What you are asked to do:
Repeat the lines below exactly as they appear, but leave out the images.

Data section:
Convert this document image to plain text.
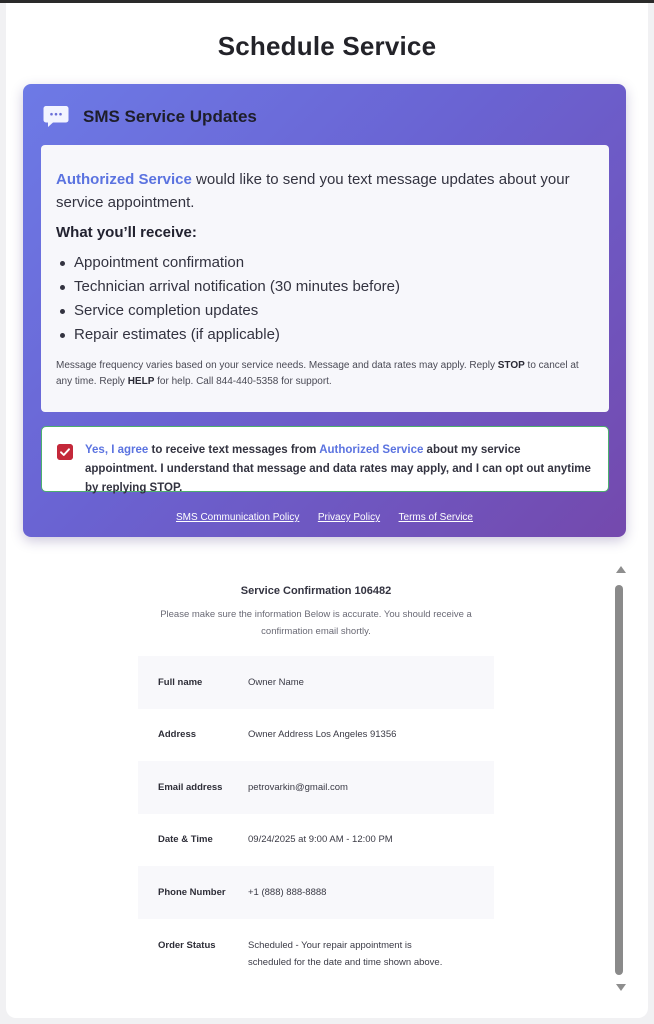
Schedule Service
SMS Service Updates

Authorized Service would like to send you text message updates about your service appointment.

What you’ll receive:

Appointment confirmation
Technician arrival notification (30 minutes before)
Service completion updates
Repair estimates (if applicable)

Message frequency varies based on your service needs. Message and data rates may apply. Reply STOP to cancel at any time. Reply HELP for help. Call 844-440-5358 for support.

Yes, I agree to receive text messages from Authorized Service about my service appointment. I understand that message and data rates may apply, and I can opt out anytime by replying STOP.

SMS Communication Policy Privacy Policy Terms of Service

Service Confirmation 106482

Please make sure the information Below is accurate. You should receive a
confirmation email shortly.

Full name	Owner Name
Address	Owner Address Los Angeles 91356
Email address	petrovarkin@gmail.com
Date & Time	09/24/2025 at 9:00 AM - 12:00 PM
Phone Number	+1 (888) 888-8888
Order Status	Scheduled - Your repair appointment is
scheduled for the date and time shown above.
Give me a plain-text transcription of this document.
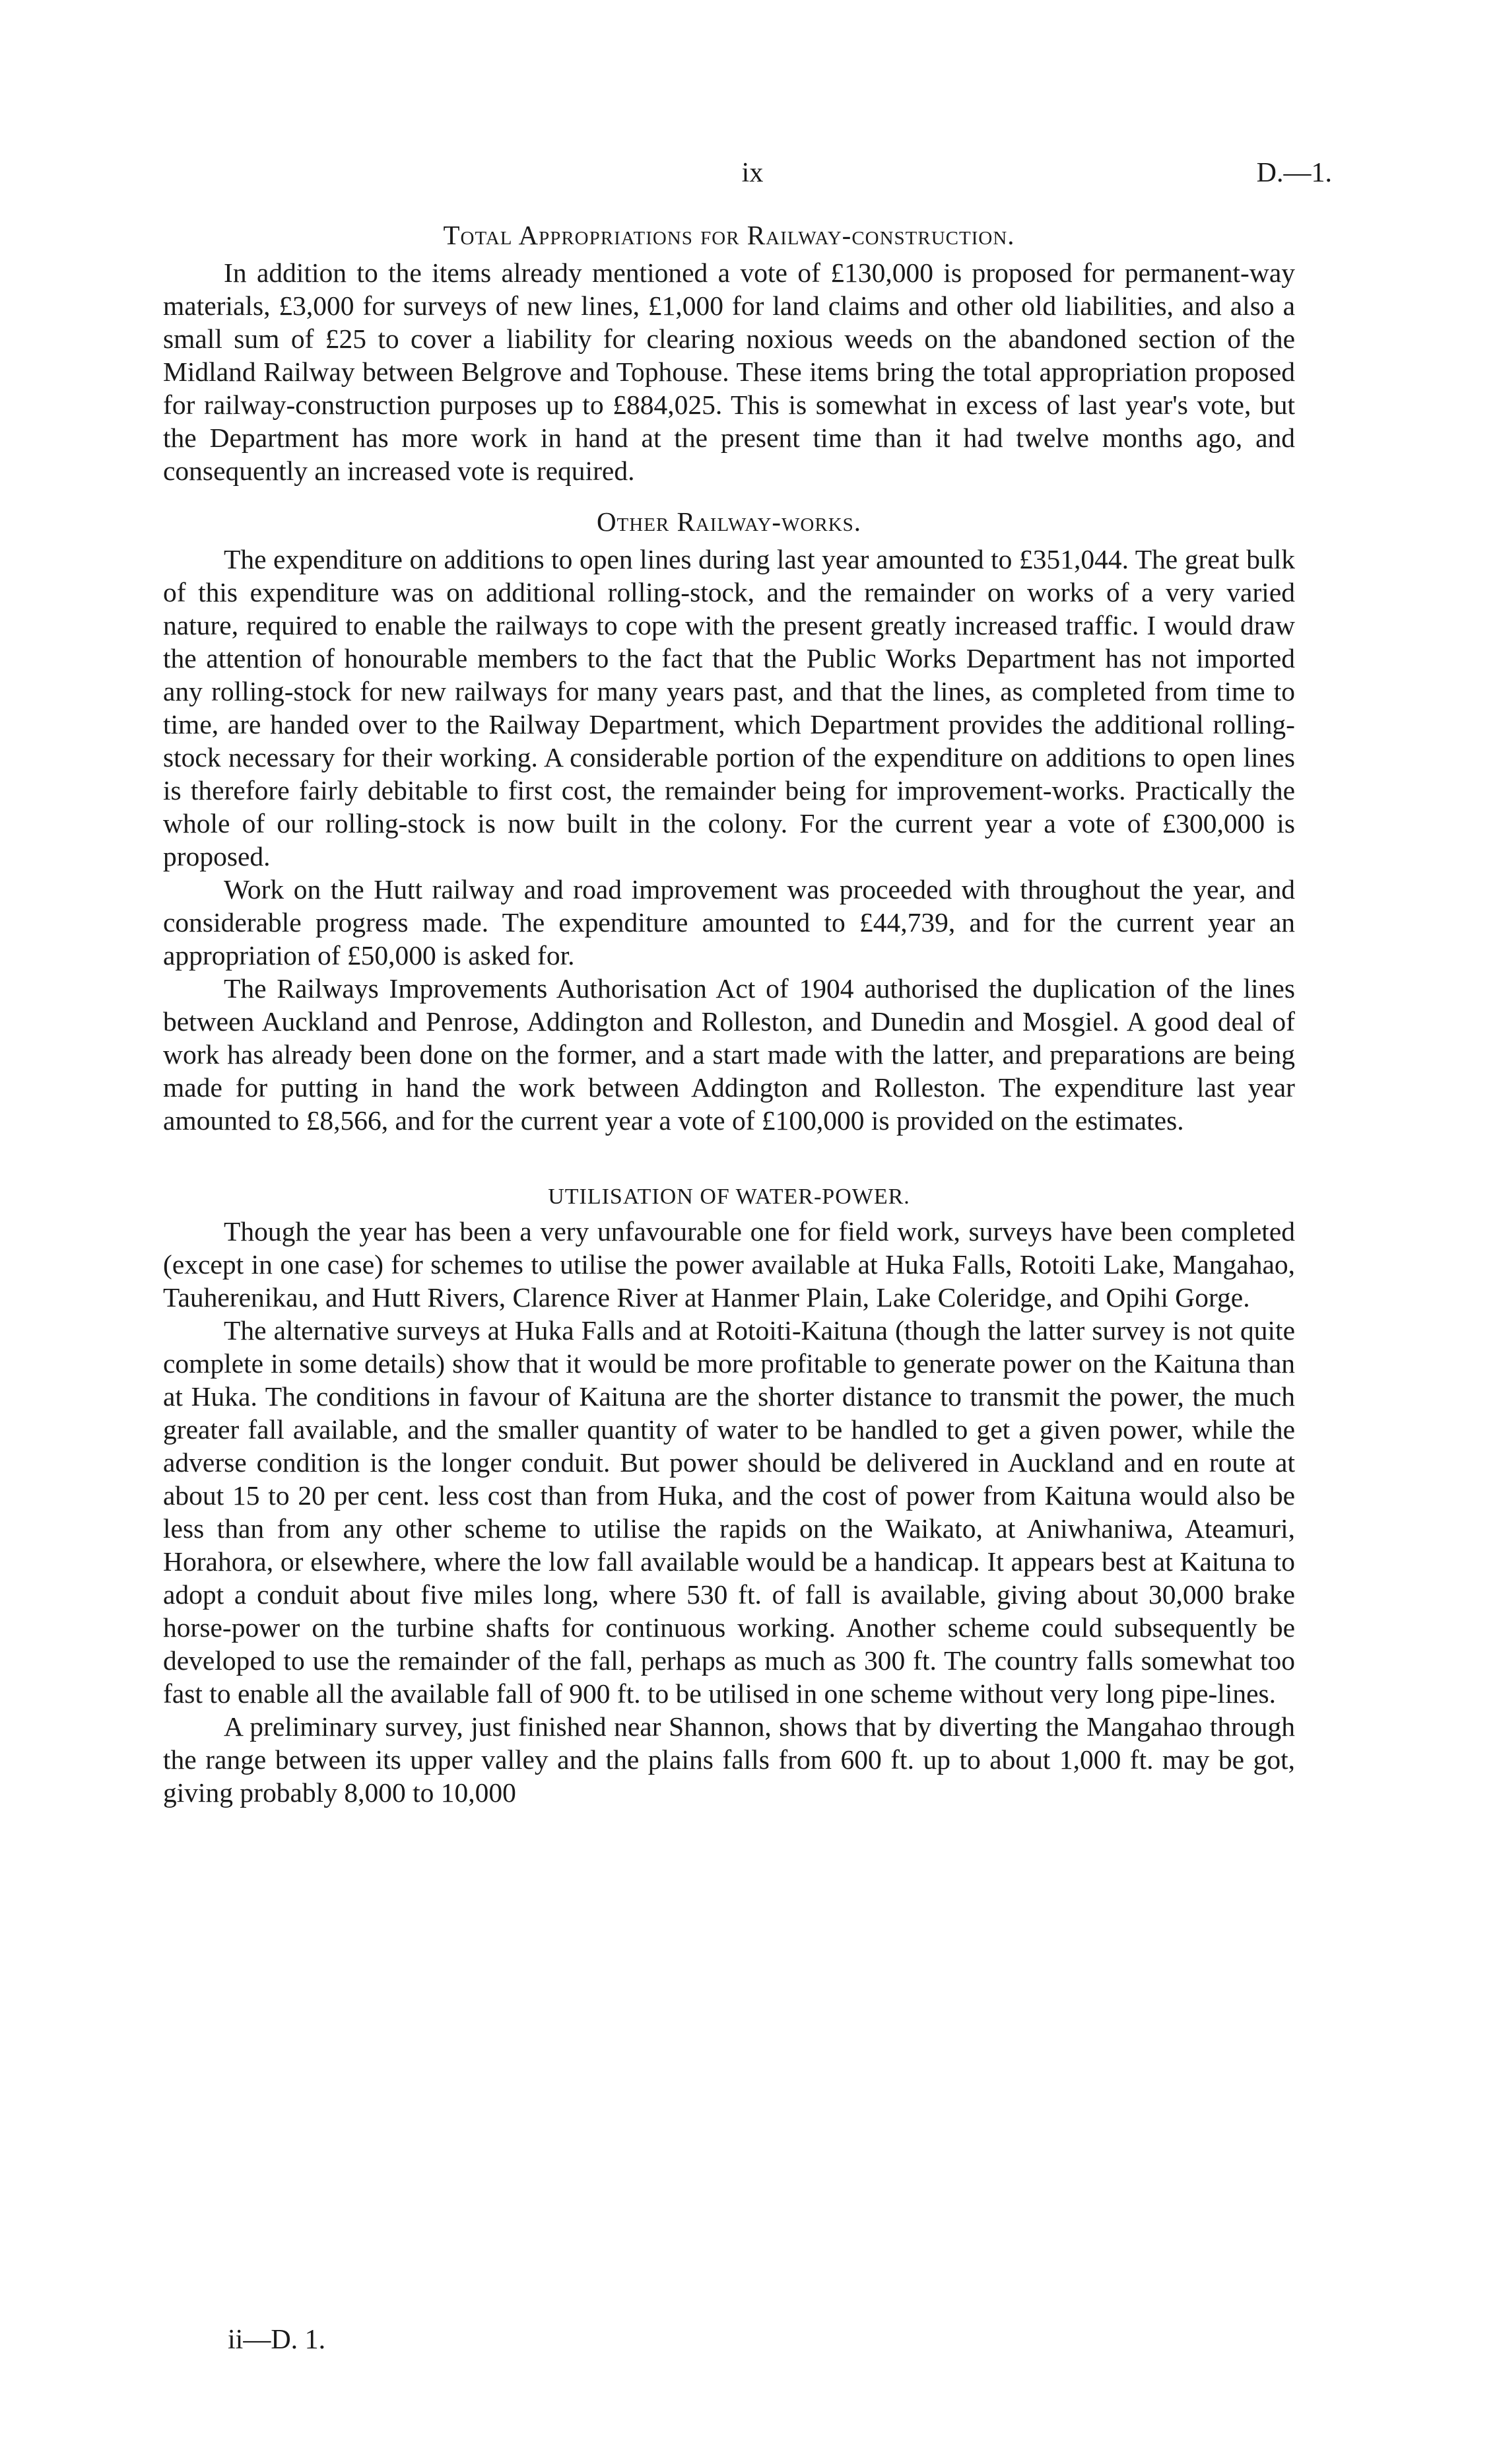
ix	D.—1.
Total Appropriations for Railway-construction.

In addition to the items already mentioned a vote of £130,000 is proposed for permanent-way materials, £3,000 for surveys of new lines, £1,000 for land claims and other old liabilities, and also a small sum of £25 to cover a liability for clearing noxious weeds on the abandoned section of the Midland Railway between Belgrove and Tophouse. These items bring the total appropriation proposed for railway-construction purposes up to £884,025. This is somewhat in excess of last year's vote, but the Department has more work in hand at the present time than it had twelve months ago, and consequently an increased vote is required.

Other Railway-works.

The expenditure on additions to open lines during last year amounted to £351,044. The great bulk of this expenditure was on additional rolling-stock, and the remainder on works of a very varied nature, required to enable the railways to cope with the present greatly increased traffic. I would draw the attention of honourable members to the fact that the Public Works Department has not imported any rolling-stock for new railways for many years past, and that the lines, as completed from time to time, are handed over to the Railway Department, which Department provides the additional rolling-stock necessary for their working. A considerable portion of the expenditure on additions to open lines is therefore fairly debitable to first cost, the remainder being for improvement-works. Practically the whole of our rolling-stock is now built in the colony. For the current year a vote of £300,000 is proposed.

Work on the Hutt railway and road improvement was proceeded with throughout the year, and considerable progress made. The expenditure amounted to £44,739, and for the current year an appropriation of £50,000 is asked for.

The Railways Improvements Authorisation Act of 1904 authorised the duplication of the lines between Auckland and Penrose, Addington and Rolleston, and Dunedin and Mosgiel. A good deal of work has already been done on the former, and a start made with the latter, and preparations are being made for putting in hand the work between Addington and Rolleston. The expenditure last year amounted to £8,566, and for the current year a vote of £100,000 is provided on the estimates.

UTILISATION OF WATER-POWER.

Though the year has been a very unfavourable one for field work, surveys have been completed (except in one case) for schemes to utilise the power available at Huka Falls, Rotoiti Lake, Mangahao, Tauherenikau, and Hutt Rivers, Clarence River at Hanmer Plain, Lake Coleridge, and Opihi Gorge.

The alternative surveys at Huka Falls and at Rotoiti-Kaituna (though the latter survey is not quite complete in some details) show that it would be more profitable to generate power on the Kaituna than at Huka. The conditions in favour of Kaituna are the shorter distance to transmit the power, the much greater fall available, and the smaller quantity of water to be handled to get a given power, while the adverse condition is the longer conduit. But power should be delivered in Auckland and en route at about 15 to 20 per cent. less cost than from Huka, and the cost of power from Kaituna would also be less than from any other scheme to utilise the rapids on the Waikato, at Aniwhaniwa, Ateamuri, Horahora, or elsewhere, where the low fall available would be a handicap. It appears best at Kaituna to adopt a conduit about five miles long, where 530 ft. of fall is available, giving about 30,000 brake horse-power on the turbine shafts for continuous working. Another scheme could subsequently be developed to use the remainder of the fall, perhaps as much as 300 ft. The country falls somewhat too fast to enable all the available fall of 900 ft. to be utilised in one scheme without very long pipe-lines.

A preliminary survey, just finished near Shannon, shows that by diverting the Mangahao through the range between its upper valley and the plains falls from 600 ft. up to about 1,000 ft. may be got, giving probably 8,000 to 10,000

ii—D. 1.
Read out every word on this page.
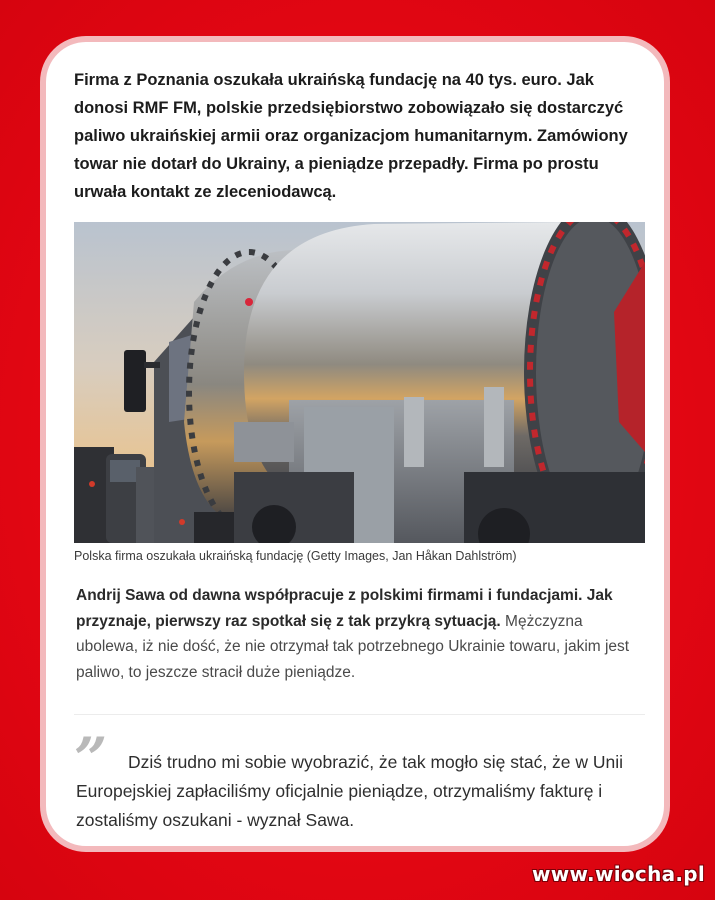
Firma z Poznania oszukała ukraińską fundację na 40 tys. euro. Jak donosi RMF FM, polskie przedsiębiorstwo zobowiązało się dostarczyć paliwo ukraińskiej armii oraz organizacjom humanitarnym. Zamówiony towar nie dotarł do Ukrainy, a pieniądze przepadły. Firma po prostu urwała kontakt ze zleceniodawcą.

Polska firma oszukała ukraińską fundację (Getty Images, Jan Håkan Dahlström)

Andrij Sawa od dawna współpracuje z polskimi firmami i fundacjami. Jak przyznaje, pierwszy raz spotkał się z tak przykrą sytuacją. Mężczyzna ubolewa, iż nie dość, że nie otrzymał tak potrzebnego Ukrainie towaru, jakim jest paliwo, to jeszcze stracił duże pieniądze.

”	Dziś trudno mi sobie wyobrazić, że tak mogło się stać, że w Unii Europejskiej zapłaciliśmy oficjalnie pieniądze, otrzymaliśmy fakturę i zostaliśmy oszukani - wyznał Sawa.

www.wiocha.pl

In response:
Convert this document image to plain text.
Schedule Service
SMS Service Updates

Authorized Service would like to send you text message updates about your service appointment.

What you’ll receive:

Appointment confirmation
Technician arrival notification (30 minutes before)
Service completion updates
Repair estimates (if applicable)

Message frequency varies based on your service needs. Message and data rates may apply. Reply STOP to cancel at any time. Reply HELP for help. Call 844-440-5358 for support.

Yes, I agree to receive text messages from Authorized Service about my service appointment. I understand that message and data rates may apply, and I can opt out anytime by replying STOP.

SMS Communication Policy Privacy Policy Terms of Service

Service Confirmation 106482

Please make sure the information Below is accurate. You should receive a
confirmation email shortly.

Full name	Owner Name
Address	Owner Address Los Angeles 91356
Email address	petrovarkin@gmail.com
Date & Time	09/24/2025 at 9:00 AM - 12:00 PM
Phone Number	+1 (888) 888-8888
Order Status	Scheduled - Your repair appointment is
scheduled for the date and time shown above.
Give me a plain-text transcription of this document.
ix	D.—1.
Total Appropriations for Railway-construction.

In addition to the items already mentioned a vote of £130,000 is proposed for permanent-way materials, £3,000 for surveys of new lines, £1,000 for land claims and other old liabilities, and also a small sum of £25 to cover a liability for clearing noxious weeds on the abandoned section of the Midland Railway between Belgrove and Tophouse. These items bring the total appropriation proposed for railway-construction purposes up to £884,025. This is somewhat in excess of last year's vote, but the Department has more work in hand at the present time than it had twelve months ago, and consequently an increased vote is required.

Other Railway-works.

The expenditure on additions to open lines during last year amounted to £351,044. The great bulk of this expenditure was on additional rolling-stock, and the remainder on works of a very varied nature, required to enable the railways to cope with the present greatly increased traffic. I would draw the attention of honourable members to the fact that the Public Works Department has not imported any rolling-stock for new railways for many years past, and that the lines, as completed from time to time, are handed over to the Railway Department, which Department provides the additional rolling-stock necessary for their working. A considerable portion of the expenditure on additions to open lines is therefore fairly debitable to first cost, the remainder being for improvement-works. Practically the whole of our rolling-stock is now built in the colony. For the current year a vote of £300,000 is proposed.

Work on the Hutt railway and road improvement was proceeded with throughout the year, and considerable progress made. The expenditure amounted to £44,739, and for the current year an appropriation of £50,000 is asked for.

The Railways Improvements Authorisation Act of 1904 authorised the duplication of the lines between Auckland and Penrose, Addington and Rolleston, and Dunedin and Mosgiel. A good deal of work has already been done on the former, and a start made with the latter, and preparations are being made for putting in hand the work between Addington and Rolleston. The expenditure last year amounted to £8,566, and for the current year a vote of £100,000 is provided on the estimates.

UTILISATION OF WATER-POWER.

Though the year has been a very unfavourable one for field work, surveys have been completed (except in one case) for schemes to utilise the power available at Huka Falls, Rotoiti Lake, Mangahao, Tauherenikau, and Hutt Rivers, Clarence River at Hanmer Plain, Lake Coleridge, and Opihi Gorge.

The alternative surveys at Huka Falls and at Rotoiti-Kaituna (though the latter survey is not quite complete in some details) show that it would be more profitable to generate power on the Kaituna than at Huka. The conditions in favour of Kaituna are the shorter distance to transmit the power, the much greater fall available, and the smaller quantity of water to be handled to get a given power, while the adverse condition is the longer conduit. But power should be delivered in Auckland and en route at about 15 to 20 per cent. less cost than from Huka, and the cost of power from Kaituna would also be less than from any other scheme to utilise the rapids on the Waikato, at Aniwhaniwa, Ateamuri, Horahora, or elsewhere, where the low fall available would be a handicap. It appears best at Kaituna to adopt a conduit about five miles long, where 530 ft. of fall is available, giving about 30,000 brake horse-power on the turbine shafts for continuous working. Another scheme could subsequently be developed to use the remainder of the fall, perhaps as much as 300 ft. The country falls somewhat too fast to enable all the available fall of 900 ft. to be utilised in one scheme without very long pipe-lines.

A preliminary survey, just finished near Shannon, shows that by diverting the Mangahao through the range between its upper valley and the plains falls from 600 ft. up to about 1,000 ft. may be got, giving probably 8,000 to 10,000

ii—D. 1.
Read out every word on this page.
Firma z Poznania oszukała ukraińską fundację na 40 tys. euro. Jak donosi RMF FM, polskie przedsiębiorstwo zobowiązało się dostarczyć paliwo ukraińskiej armii oraz organizacjom humanitarnym. Zamówiony towar nie dotarł do Ukrainy, a pieniądze przepadły. Firma po prostu urwała kontakt ze zleceniodawcą.

Polska firma oszukała ukraińską fundację (Getty Images, Jan Håkan Dahlström)

Andrij Sawa od dawna współpracuje z polskimi firmami i fundacjami. Jak przyznaje, pierwszy raz spotkał się z tak przykrą sytuacją. Mężczyzna ubolewa, iż nie dość, że nie otrzymał tak potrzebnego Ukrainie towaru, jakim jest paliwo, to jeszcze stracił duże pieniądze.

”	Dziś trudno mi sobie wyobrazić, że tak mogło się stać, że w Unii Europejskiej zapłaciliśmy oficjalnie pieniądze, otrzymaliśmy fakturę i zostaliśmy oszukani - wyznał Sawa.

www.wiocha.pl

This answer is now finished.